- AUSGANGSDOKUMENT
☆ ☆ ☆ ☆
Jakobsweg Schweiz

Der schweizer Jakobsweg führt über die Städt Einsiedeln, Luzern, Willisau, Fribourg, Romont, Lausanne und Genf. Er berührt wunderschöne Berglandschaften.

Einsiedeln

Von Innsbruck her betraten und betreten die Jakobspilger die Schweiz und treffen in Einsiedeln ein. Die Benediktinerabtei Einsiedeln war bis in das späte Mittelalter selbst ein bedeutendes Marienwallfahrtsziel. Das Kloster hat zwei Arkadengänge, die jenen des Petersplatzes in Rom nachempfunden sind. Sie leiten hinauf zur Abteikirche. Die kleine Gnadenkapelle befindet sich im Zentralraum und beinhaltet die Marienfigur.

Luzern

In Luzern, das auch nach der Reformation katholisch blieb, stand für die Pilger des Mittelalters ein Jakobsspital bereit. In unmittelbarer Nähe des Torturmes deer Stadtmauer befand sich zudem eine Jakobskapelle. Es gab eine Jakobsbruderschaft, die die Pilger betreute. In der Peterskapelle gab es einen Altar, der dem heiligen Jakob geweiht war.
☆ ☆ ☆ ☆
- DATEN ZUR PRÜFUNG
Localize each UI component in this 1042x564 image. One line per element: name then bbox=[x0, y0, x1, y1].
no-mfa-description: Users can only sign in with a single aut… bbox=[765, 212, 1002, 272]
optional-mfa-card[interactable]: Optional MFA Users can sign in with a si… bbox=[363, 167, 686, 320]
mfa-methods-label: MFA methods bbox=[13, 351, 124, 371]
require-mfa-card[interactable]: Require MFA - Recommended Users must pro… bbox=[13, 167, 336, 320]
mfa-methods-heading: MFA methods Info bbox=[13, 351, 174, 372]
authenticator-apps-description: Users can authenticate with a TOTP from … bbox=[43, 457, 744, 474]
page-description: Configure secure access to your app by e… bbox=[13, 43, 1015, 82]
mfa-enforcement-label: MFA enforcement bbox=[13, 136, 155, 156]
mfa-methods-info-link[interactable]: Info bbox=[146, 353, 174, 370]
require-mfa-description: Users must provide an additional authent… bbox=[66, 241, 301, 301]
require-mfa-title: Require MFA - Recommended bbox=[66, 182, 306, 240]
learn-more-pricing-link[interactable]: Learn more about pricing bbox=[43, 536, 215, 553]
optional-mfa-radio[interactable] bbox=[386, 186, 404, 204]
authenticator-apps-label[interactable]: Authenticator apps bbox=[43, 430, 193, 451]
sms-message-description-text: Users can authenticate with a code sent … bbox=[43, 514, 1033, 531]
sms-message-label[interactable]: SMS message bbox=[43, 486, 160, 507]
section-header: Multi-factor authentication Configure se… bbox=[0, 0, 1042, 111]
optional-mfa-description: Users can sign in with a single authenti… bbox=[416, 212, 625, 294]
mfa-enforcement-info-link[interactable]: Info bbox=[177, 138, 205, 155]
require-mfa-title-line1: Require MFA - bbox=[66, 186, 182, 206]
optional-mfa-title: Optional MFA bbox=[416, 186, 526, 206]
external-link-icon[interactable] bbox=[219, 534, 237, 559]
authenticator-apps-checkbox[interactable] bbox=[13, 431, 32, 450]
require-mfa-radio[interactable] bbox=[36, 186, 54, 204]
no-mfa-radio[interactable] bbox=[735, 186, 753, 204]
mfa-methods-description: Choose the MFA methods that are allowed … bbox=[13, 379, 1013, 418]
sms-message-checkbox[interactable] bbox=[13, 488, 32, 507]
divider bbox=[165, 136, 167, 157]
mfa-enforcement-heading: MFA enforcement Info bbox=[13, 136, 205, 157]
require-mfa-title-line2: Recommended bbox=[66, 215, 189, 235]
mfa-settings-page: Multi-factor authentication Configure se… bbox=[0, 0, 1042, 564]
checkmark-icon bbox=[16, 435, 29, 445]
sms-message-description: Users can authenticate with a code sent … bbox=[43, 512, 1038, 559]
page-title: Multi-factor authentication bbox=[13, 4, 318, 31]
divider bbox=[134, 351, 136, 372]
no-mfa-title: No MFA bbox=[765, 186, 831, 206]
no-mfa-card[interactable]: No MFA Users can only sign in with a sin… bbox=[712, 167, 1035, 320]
☆ ☆ ☆ ☆
- AUFGABENSTELLUNG
Können Sie den Text über den Jakobsweg in der Schweiz vollständig und Wort für Wort abdrucken? Die Einträge werden hier nicht gebraucht.

- ERGEBNIS
Jakobsweg Schweiz

Der schweizer Jakobsweg führt über die Städt Einsiedeln, Luzern, Willisau, Fribourg, Romont, Lausanne und Genf. Er berührt wunderschöne Berglandschaften.

Einsiedeln

Von Innsbruck her betraten und betreten die Jakobspilger die Schweiz und treffen in Einsiedeln ein. Die Benediktinerabtei Einsiedeln war bis in das späte Mittelalter selbst ein bedeutendes Marienwallfahrtsziel. Das Kloster hat zwei Arkadengänge, die jenen des Petersplatzes in Rom nachempfunden sind. Sie leiten hinauf zur Abteikirche. Die kleine Gnadenkapelle befindet sich im Zentralraum und beinhaltet die Marienfigur.

Luzern

In Luzern, das auch nach der Reformation katholisch blieb, stand für die Pilger des Mittelalters ein Jakobsspital bereit. In unmittelbarer Nähe des Torturmes deer Stadtmauer befand sich zudem eine Jakobskapelle. Es gab eine Jakobsbruderschaft, die die Pilger betreute. In der Peterskapelle gab es einen Altar, der dem heiligen Jakob geweiht war.